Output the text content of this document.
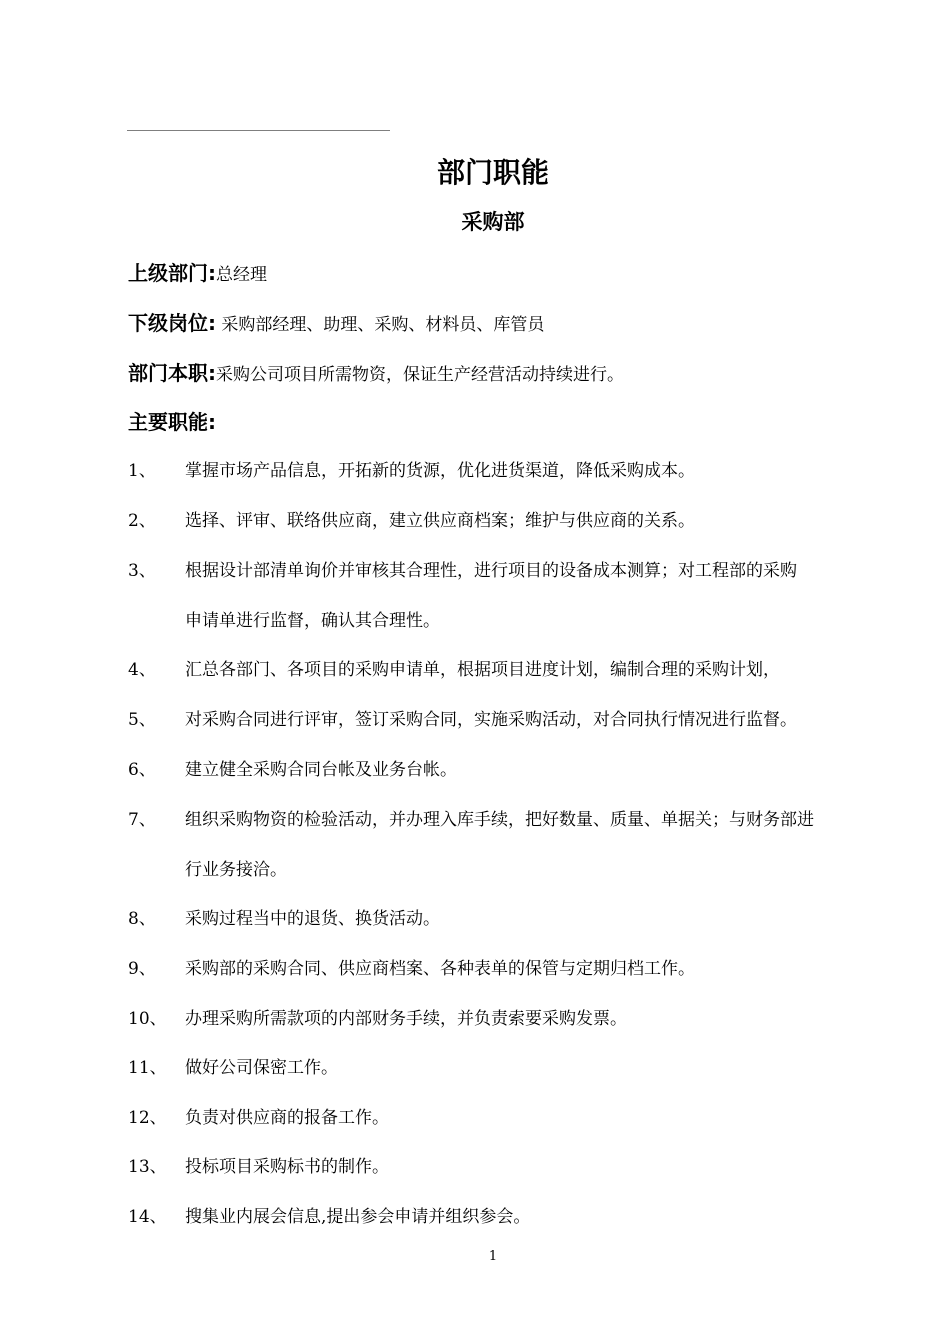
部门职能
采购部
上级部门:总经理
下级岗位: 采购部经理、助理、采购、材料员、库管员
部门本职:采购公司项目所需物资，保证生产经营活动持续进行。
主要职能:
1、	掌握市场产品信息，开拓新的货源，优化进货渠道，降低采购成本。
2、	选择、评审、联络供应商，建立供应商档案；维护与供应商的关系。
3、	根据设计部清单询价并审核其合理性，进行项目的设备成本测算；对工程部的采购
申请单进行监督，确认其合理性。
4、	汇总各部门、各项目的采购申请单，根据项目进度计划，编制合理的采购计划，
5、	对采购合同进行评审，签订采购合同，实施采购活动，对合同执行情况进行监督。
6、	建立健全采购合同台帐及业务台帐。
7、	组织采购物资的检验活动，并办理入库手续，把好数量、质量、单据关；与财务部进
行业务接洽。
8、	采购过程当中的退货、换货活动。
9、	采购部的采购合同、供应商档案、各种表单的保管与定期归档工作。
10、	办理采购所需款项的内部财务手续，并负责索要采购发票。
11、	做好公司保密工作。
12、	负责对供应商的报备工作。
13、	投标项目采购标书的制作。
14、	搜集业内展会信息,提出参会申请并组织参会。
1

| TASK |
Pictures in the data above should not be copied; transcribe everything else exactly.

| RESULT FOR THIS EXERCISE |
Output the text content of this document.
部门职能
采购部
上级部门:总经理
下级岗位: 采购部经理、助理、采购、材料员、库管员
部门本职:采购公司项目所需物资，保证生产经营活动持续进行。
主要职能:
1、	掌握市场产品信息，开拓新的货源，优化进货渠道，降低采购成本。
2、	选择、评审、联络供应商，建立供应商档案；维护与供应商的关系。
3、	根据设计部清单询价并审核其合理性，进行项目的设备成本测算；对工程部的采购
申请单进行监督，确认其合理性。
4、	汇总各部门、各项目的采购申请单，根据项目进度计划，编制合理的采购计划，
5、	对采购合同进行评审，签订采购合同，实施采购活动，对合同执行情况进行监督。
6、	建立健全采购合同台帐及业务台帐。
7、	组织采购物资的检验活动，并办理入库手续，把好数量、质量、单据关；与财务部进
行业务接洽。
8、	采购过程当中的退货、换货活动。
9、	采购部的采购合同、供应商档案、各种表单的保管与定期归档工作。
10、	办理采购所需款项的内部财务手续，并负责索要采购发票。
11、	做好公司保密工作。
12、	负责对供应商的报备工作。
13、	投标项目采购标书的制作。
14、	搜集业内展会信息,提出参会申请并组织参会。
1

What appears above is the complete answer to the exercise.